* Tarea del ejercicio 1 *
Convierta en una lista breve el párrafo del texto sobre Julita que comienza con «Este verano las fuerzas» y conserve sus datos principales.
* Tarea del ejercicio 2 *
Reproduzca sin cambios el pasaje del texto sobre Julita que empieza en las palabras «Quince días antes» y termina después de «casa del Padre.».

* Texto *
* * *

Julita siempre se sintió parte intrínseca de la comunidad, y me decía que para ella acoger a los peregrinos era un deber, tanto que se hacía una con ellos, participando de sus actividades. Era la abuela joven del grupo. ¡Cuánto bien hacía, sin entender sus palabras! Con la mirada y la sonrisa hablaba y comprendía lo más importante.

Este verano las fuerzas le empezaron a fallar. En los paseos y reuniones se le notaba el cansancio. Se agotaba fácilmente pero, así y todo, acogía y acompañaba. Julita ha sido la imagen de una Iglesia alegre, acogedora, entregada. Un testimonio vivo y misionero, la Iglesia que siempre camina, que siempre abre sus puertas, solícita.

En septiembre y octubre, cuando el sol declinaba, venía caminando lentamente, buscando el calor para sus pulmones y el aire fresco del patio. Yo la observaba, sentada junto a César, al sol, en largos ratos de silencio. Ambos callados, uno al lado del otro, simplemente respirando la calidez de la mutua presencia. En esos momentos me di cuenta de que el ritmo pausado delataba su progresivo agotamiento. Le fallaban los pulmones. Las crisis asmáticas comenzaron a sucederse con más frecuencia, hasta que dejó de venir al patio. Su ausencia se hizo notar…

―――

Quince días antes de morir hablé con Pilar y vimos que era el momento de prepararte para el final de tu etapa. Recibiste con mucha devoción el óleo santo, el bálsamo amoroso de Dios, la caricia divina de la Santa Unción. Yacías en la cama, plácida y serena, recibiendo el sacramento en la compañía delicada de tu hija. Aquella mañana lucía el sol, con toda su belleza. Los ángeles debían estar preparando sitio para ti en el cielo.

Montse te dijo que por la ventana se veía la montaña de enfrente, y que allí, en la cima, había una hermosa cruz de piedra. Que la mirases. Esa cruz, desde lo alto del monte, velaba por ti.

Dos días antes de morir le dijiste a tu hija que ya estabas preparada. Sí, Julita, te faltaba muy poco para el gran salto hacia los brazos de Dios y de María, a quien tanto rezabas y amabas. El día 19 de febrero, a las tres de la tarde, te fuiste a la casa del Padre.

Agarrada a tu hija, ella se acercó para sentir tu último aliento. Así moriste, acompañada. Dios te ha concedido el don de abandonar esta vida de las manos de tu hija, que te estrechaban con amor.  Para ti, que tanto rezabas por los sacerdotes, que abrías las puertas de tu casa y de tu corazón, las puertas del cielo se debieron abrir de par en par.

El día de la Santa Unción te dije que te quería ver en la celebración de mi aniversario sacerdotal, el 9 de marzo. Tenía ganas de volverte a ver aquí, con la comunidad. Pero sé que estarás presente desde un lugar privilegiado: desde el cielo. Ese día, los ángeles te vestirán con el mejor traje, lleno de luz, para poder estar conmigo. Para poder estar con todos.

* * *

* Sección de datos *

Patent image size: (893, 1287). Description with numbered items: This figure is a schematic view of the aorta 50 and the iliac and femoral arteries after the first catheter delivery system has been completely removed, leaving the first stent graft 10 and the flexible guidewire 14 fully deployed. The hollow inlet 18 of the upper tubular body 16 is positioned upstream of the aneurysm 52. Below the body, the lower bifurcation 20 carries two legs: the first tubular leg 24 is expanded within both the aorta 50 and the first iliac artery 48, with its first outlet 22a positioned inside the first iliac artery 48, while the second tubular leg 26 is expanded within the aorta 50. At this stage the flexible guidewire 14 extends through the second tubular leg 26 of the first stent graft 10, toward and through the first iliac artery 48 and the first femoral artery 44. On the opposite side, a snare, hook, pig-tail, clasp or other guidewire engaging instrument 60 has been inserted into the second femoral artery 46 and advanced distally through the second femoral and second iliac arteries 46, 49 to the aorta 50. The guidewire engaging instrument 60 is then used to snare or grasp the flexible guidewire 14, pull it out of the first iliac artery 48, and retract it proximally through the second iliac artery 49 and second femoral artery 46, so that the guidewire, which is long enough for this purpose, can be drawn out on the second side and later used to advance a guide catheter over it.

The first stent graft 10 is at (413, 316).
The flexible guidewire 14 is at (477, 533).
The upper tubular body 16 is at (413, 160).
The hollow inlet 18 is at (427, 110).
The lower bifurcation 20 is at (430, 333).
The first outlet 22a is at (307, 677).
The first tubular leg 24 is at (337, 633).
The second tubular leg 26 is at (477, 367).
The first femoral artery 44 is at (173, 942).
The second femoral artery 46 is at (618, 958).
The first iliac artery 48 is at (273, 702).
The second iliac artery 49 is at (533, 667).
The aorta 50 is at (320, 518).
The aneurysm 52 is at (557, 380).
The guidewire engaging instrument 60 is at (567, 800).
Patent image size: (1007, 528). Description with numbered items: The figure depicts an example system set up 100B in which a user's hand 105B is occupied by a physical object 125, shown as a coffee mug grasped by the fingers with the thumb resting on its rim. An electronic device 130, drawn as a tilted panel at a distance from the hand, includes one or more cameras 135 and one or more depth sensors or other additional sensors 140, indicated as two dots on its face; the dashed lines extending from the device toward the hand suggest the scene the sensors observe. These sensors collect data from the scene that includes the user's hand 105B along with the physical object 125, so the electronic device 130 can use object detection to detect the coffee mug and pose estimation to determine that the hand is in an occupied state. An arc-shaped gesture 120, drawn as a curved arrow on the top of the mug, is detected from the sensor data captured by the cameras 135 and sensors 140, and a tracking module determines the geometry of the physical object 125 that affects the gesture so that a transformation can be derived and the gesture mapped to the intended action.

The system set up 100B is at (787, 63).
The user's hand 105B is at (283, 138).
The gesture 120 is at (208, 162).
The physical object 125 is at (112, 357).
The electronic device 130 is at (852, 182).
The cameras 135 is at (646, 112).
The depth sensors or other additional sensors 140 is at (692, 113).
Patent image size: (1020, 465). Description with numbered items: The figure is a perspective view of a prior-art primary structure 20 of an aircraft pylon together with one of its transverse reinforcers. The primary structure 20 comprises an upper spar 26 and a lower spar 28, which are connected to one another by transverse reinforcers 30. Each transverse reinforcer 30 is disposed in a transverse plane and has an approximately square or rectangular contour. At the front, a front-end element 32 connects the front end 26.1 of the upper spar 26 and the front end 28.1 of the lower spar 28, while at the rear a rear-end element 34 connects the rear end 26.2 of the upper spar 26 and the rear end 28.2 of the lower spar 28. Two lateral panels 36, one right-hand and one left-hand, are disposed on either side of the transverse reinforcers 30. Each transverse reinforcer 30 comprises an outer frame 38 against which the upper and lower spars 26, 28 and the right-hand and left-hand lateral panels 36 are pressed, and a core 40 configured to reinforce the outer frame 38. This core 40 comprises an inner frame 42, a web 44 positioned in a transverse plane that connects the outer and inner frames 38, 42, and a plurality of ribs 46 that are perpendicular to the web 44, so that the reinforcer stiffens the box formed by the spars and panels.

* * *

* Resultado completo 1 *
- Este verano, a Julita empezaron a fallarle las fuerzas y se le notaba el cansancio en los paseos y las reuniones.
- Aunque se agotaba fácilmente, seguía acogiendo y acompañando.
- Ha sido la imagen de una Iglesia alegre, acogedora y entregada.
- Fue un testimonio vivo y misionero de la Iglesia que siempre camina y abre sus puertas, solícita.

* Resultado completo 2 *
Quince días antes de morir hablé con Pilar y vimos que era el momento de prepararte para el final de tu etapa. Recibiste con mucha devoción el óleo santo, el bálsamo amoroso de Dios, la caricia divina de la Santa Unción. Yacías en la cama, plácida y serena, recibiendo el sacramento en la compañía delicada de tu hija. Aquella mañana lucía el sol, con toda su belleza. Los ángeles debían estar preparando sitio para ti en el cielo.

Montse te dijo que por la ventana se veía la montaña de enfrente, y que allí, en la cima, había una hermosa cruz de piedra. Que la mirases. Esa cruz, desde lo alto del monte, velaba por ti.

Dos días antes de morir le dijiste a tu hija que ya estabas preparada. Sí, Julita, te faltaba muy poco para el gran salto hacia los brazos de Dios y de María, a quien tanto rezabas y amabas. El día 19 de febrero, a las tres de la tarde, te fuiste a la casa del Padre.